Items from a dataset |
——————
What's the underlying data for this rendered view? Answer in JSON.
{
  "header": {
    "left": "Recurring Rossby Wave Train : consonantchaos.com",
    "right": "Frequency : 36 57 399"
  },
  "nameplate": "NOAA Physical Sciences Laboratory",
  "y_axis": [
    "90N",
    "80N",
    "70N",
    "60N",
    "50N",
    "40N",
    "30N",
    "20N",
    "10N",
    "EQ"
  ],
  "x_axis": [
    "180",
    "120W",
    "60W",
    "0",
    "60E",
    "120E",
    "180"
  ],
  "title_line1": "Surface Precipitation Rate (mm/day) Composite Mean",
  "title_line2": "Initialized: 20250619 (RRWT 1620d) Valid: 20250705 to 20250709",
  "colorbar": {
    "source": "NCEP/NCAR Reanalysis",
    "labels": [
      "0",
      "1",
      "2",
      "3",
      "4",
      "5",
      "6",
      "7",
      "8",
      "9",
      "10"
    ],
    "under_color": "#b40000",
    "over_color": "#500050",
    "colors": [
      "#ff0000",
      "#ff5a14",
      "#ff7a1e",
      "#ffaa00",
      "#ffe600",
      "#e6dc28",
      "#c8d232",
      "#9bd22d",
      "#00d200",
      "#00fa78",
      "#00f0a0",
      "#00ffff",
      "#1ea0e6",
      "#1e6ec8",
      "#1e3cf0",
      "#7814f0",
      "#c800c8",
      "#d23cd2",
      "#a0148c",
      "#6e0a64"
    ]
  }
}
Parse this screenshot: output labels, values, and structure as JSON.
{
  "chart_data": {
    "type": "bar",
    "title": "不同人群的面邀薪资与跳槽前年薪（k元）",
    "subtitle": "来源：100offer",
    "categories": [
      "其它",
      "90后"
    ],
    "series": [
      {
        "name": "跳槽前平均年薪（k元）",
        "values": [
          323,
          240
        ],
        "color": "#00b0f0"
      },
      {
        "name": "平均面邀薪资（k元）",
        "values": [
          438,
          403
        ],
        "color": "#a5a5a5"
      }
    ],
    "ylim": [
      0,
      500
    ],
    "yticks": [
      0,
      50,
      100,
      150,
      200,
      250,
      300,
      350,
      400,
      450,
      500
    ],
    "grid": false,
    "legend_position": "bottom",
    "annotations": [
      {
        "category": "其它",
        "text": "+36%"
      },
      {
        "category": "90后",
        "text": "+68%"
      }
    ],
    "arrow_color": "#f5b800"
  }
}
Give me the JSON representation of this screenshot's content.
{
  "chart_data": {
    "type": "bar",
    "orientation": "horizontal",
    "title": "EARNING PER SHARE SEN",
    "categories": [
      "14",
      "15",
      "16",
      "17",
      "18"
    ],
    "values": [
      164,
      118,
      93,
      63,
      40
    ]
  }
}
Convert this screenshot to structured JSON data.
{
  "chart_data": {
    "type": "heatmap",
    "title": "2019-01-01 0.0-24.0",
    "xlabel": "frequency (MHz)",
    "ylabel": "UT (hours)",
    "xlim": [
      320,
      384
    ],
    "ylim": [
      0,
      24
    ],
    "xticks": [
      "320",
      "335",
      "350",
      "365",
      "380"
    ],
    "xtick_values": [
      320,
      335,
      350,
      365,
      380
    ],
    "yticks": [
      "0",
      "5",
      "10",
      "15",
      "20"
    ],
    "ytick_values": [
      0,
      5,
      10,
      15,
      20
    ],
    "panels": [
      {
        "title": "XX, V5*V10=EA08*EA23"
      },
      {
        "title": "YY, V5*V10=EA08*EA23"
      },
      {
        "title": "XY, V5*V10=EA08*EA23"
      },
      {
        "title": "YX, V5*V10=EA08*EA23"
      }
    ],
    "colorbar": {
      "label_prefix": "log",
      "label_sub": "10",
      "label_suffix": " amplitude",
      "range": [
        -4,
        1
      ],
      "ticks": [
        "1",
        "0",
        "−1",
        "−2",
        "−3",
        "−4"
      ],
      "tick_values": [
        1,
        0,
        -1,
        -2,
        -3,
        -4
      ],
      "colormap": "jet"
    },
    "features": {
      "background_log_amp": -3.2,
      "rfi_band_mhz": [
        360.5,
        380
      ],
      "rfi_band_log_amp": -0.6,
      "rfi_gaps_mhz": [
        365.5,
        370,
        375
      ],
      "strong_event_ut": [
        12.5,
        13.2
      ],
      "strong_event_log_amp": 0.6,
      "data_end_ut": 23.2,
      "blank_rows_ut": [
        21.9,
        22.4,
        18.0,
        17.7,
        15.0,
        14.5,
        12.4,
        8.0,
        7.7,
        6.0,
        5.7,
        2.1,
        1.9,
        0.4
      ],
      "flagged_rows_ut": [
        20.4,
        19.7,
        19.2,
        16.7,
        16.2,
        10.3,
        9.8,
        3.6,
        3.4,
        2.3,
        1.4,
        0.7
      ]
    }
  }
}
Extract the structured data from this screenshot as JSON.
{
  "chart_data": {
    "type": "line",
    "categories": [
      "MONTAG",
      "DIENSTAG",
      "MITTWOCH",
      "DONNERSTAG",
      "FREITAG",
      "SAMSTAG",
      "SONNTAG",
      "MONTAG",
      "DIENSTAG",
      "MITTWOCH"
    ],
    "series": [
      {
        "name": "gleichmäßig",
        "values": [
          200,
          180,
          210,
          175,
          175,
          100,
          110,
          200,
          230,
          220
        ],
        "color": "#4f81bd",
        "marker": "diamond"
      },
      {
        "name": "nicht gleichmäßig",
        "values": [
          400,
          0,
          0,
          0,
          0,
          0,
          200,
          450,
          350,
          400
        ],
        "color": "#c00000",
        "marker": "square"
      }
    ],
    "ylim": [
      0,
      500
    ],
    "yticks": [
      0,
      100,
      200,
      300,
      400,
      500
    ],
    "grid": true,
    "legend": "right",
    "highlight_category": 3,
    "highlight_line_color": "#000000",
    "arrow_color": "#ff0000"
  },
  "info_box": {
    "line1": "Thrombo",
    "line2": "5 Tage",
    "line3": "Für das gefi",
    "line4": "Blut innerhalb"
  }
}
——————
WHAT YOU SHOULD DO |
Give every line of the material again, exactly as it reads.

RESPONSE |
What's the underlying data for this rendered view? Answer in JSON.
{
  "header": {
    "left": "Recurring Rossby Wave Train : consonantchaos.com",
    "right": "Frequency : 36 57 399"
  },
  "nameplate": "NOAA Physical Sciences Laboratory",
  "y_axis": [
    "90N",
    "80N",
    "70N",
    "60N",
    "50N",
    "40N",
    "30N",
    "20N",
    "10N",
    "EQ"
  ],
  "x_axis": [
    "180",
    "120W",
    "60W",
    "0",
    "60E",
    "120E",
    "180"
  ],
  "title_line1": "Surface Precipitation Rate (mm/day) Composite Mean",
  "title_line2": "Initialized: 20250619 (RRWT 1620d) Valid: 20250705 to 20250709",
  "colorbar": {
    "source": "NCEP/NCAR Reanalysis",
    "labels": [
      "0",
      "1",
      "2",
      "3",
      "4",
      "5",
      "6",
      "7",
      "8",
      "9",
      "10"
    ],
    "under_color": "#b40000",
    "over_color": "#500050",
    "colors": [
      "#ff0000",
      "#ff5a14",
      "#ff7a1e",
      "#ffaa00",
      "#ffe600",
      "#e6dc28",
      "#c8d232",
      "#9bd22d",
      "#00d200",
      "#00fa78",
      "#00f0a0",
      "#00ffff",
      "#1ea0e6",
      "#1e6ec8",
      "#1e3cf0",
      "#7814f0",
      "#c800c8",
      "#d23cd2",
      "#a0148c",
      "#6e0a64"
    ]
  }
}
Parse this screenshot: output labels, values, and structure as JSON.
{
  "chart_data": {
    "type": "bar",
    "title": "不同人群的面邀薪资与跳槽前年薪（k元）",
    "subtitle": "来源：100offer",
    "categories": [
      "其它",
      "90后"
    ],
    "series": [
      {
        "name": "跳槽前平均年薪（k元）",
        "values": [
          323,
          240
        ],
        "color": "#00b0f0"
      },
      {
        "name": "平均面邀薪资（k元）",
        "values": [
          438,
          403
        ],
        "color": "#a5a5a5"
      }
    ],
    "ylim": [
      0,
      500
    ],
    "yticks": [
      0,
      50,
      100,
      150,
      200,
      250,
      300,
      350,
      400,
      450,
      500
    ],
    "grid": false,
    "legend_position": "bottom",
    "annotations": [
      {
        "category": "其它",
        "text": "+36%"
      },
      {
        "category": "90后",
        "text": "+68%"
      }
    ],
    "arrow_color": "#f5b800"
  }
}
Give me the JSON representation of this screenshot's content.
{
  "chart_data": {
    "type": "bar",
    "orientation": "horizontal",
    "title": "EARNING PER SHARE SEN",
    "categories": [
      "14",
      "15",
      "16",
      "17",
      "18"
    ],
    "values": [
      164,
      118,
      93,
      63,
      40
    ]
  }
}
Convert this screenshot to structured JSON data.
{
  "chart_data": {
    "type": "heatmap",
    "title": "2019-01-01 0.0-24.0",
    "xlabel": "frequency (MHz)",
    "ylabel": "UT (hours)",
    "xlim": [
      320,
      384
    ],
    "ylim": [
      0,
      24
    ],
    "xticks": [
      "320",
      "335",
      "350",
      "365",
      "380"
    ],
    "xtick_values": [
      320,
      335,
      350,
      365,
      380
    ],
    "yticks": [
      "0",
      "5",
      "10",
      "15",
      "20"
    ],
    "ytick_values": [
      0,
      5,
      10,
      15,
      20
    ],
    "panels": [
      {
        "title": "XX, V5*V10=EA08*EA23"
      },
      {
        "title": "YY, V5*V10=EA08*EA23"
      },
      {
        "title": "XY, V5*V10=EA08*EA23"
      },
      {
        "title": "YX, V5*V10=EA08*EA23"
      }
    ],
    "colorbar": {
      "label_prefix": "log",
      "label_sub": "10",
      "label_suffix": " amplitude",
      "range": [
        -4,
        1
      ],
      "ticks": [
        "1",
        "0",
        "−1",
        "−2",
        "−3",
        "−4"
      ],
      "tick_values": [
        1,
        0,
        -1,
        -2,
        -3,
        -4
      ],
      "colormap": "jet"
    },
    "features": {
      "background_log_amp": -3.2,
      "rfi_band_mhz": [
        360.5,
        380
      ],
      "rfi_band_log_amp": -0.6,
      "rfi_gaps_mhz": [
        365.5,
        370,
        375
      ],
      "strong_event_ut": [
        12.5,
        13.2
      ],
      "strong_event_log_amp": 0.6,
      "data_end_ut": 23.2,
      "blank_rows_ut": [
        21.9,
        22.4,
        18.0,
        17.7,
        15.0,
        14.5,
        12.4,
        8.0,
        7.7,
        6.0,
        5.7,
        2.1,
        1.9,
        0.4
      ],
      "flagged_rows_ut": [
        20.4,
        19.7,
        19.2,
        16.7,
        16.2,
        10.3,
        9.8,
        3.6,
        3.4,
        2.3,
        1.4,
        0.7
      ]
    }
  }
}
Extract the structured data from this screenshot as JSON.
{
  "chart_data": {
    "type": "line",
    "categories": [
      "MONTAG",
      "DIENSTAG",
      "MITTWOCH",
      "DONNERSTAG",
      "FREITAG",
      "SAMSTAG",
      "SONNTAG",
      "MONTAG",
      "DIENSTAG",
      "MITTWOCH"
    ],
    "series": [
      {
        "name": "gleichmäßig",
        "values": [
          200,
          180,
          210,
          175,
          175,
          100,
          110,
          200,
          230,
          220
        ],
        "color": "#4f81bd",
        "marker": "diamond"
      },
      {
        "name": "nicht gleichmäßig",
        "values": [
          400,
          0,
          0,
          0,
          0,
          0,
          200,
          450,
          350,
          400
        ],
        "color": "#c00000",
        "marker": "square"
      }
    ],
    "ylim": [
      0,
      500
    ],
    "yticks": [
      0,
      100,
      200,
      300,
      400,
      500
    ],
    "grid": true,
    "legend": "right",
    "highlight_category": 3,
    "highlight_line_color": "#000000",
    "arrow_color": "#ff0000"
  },
  "info_box": {
    "line1": "Thrombo",
    "line2": "5 Tage",
    "line3": "Für das gefi",
    "line4": "Blut innerhalb"
  }
}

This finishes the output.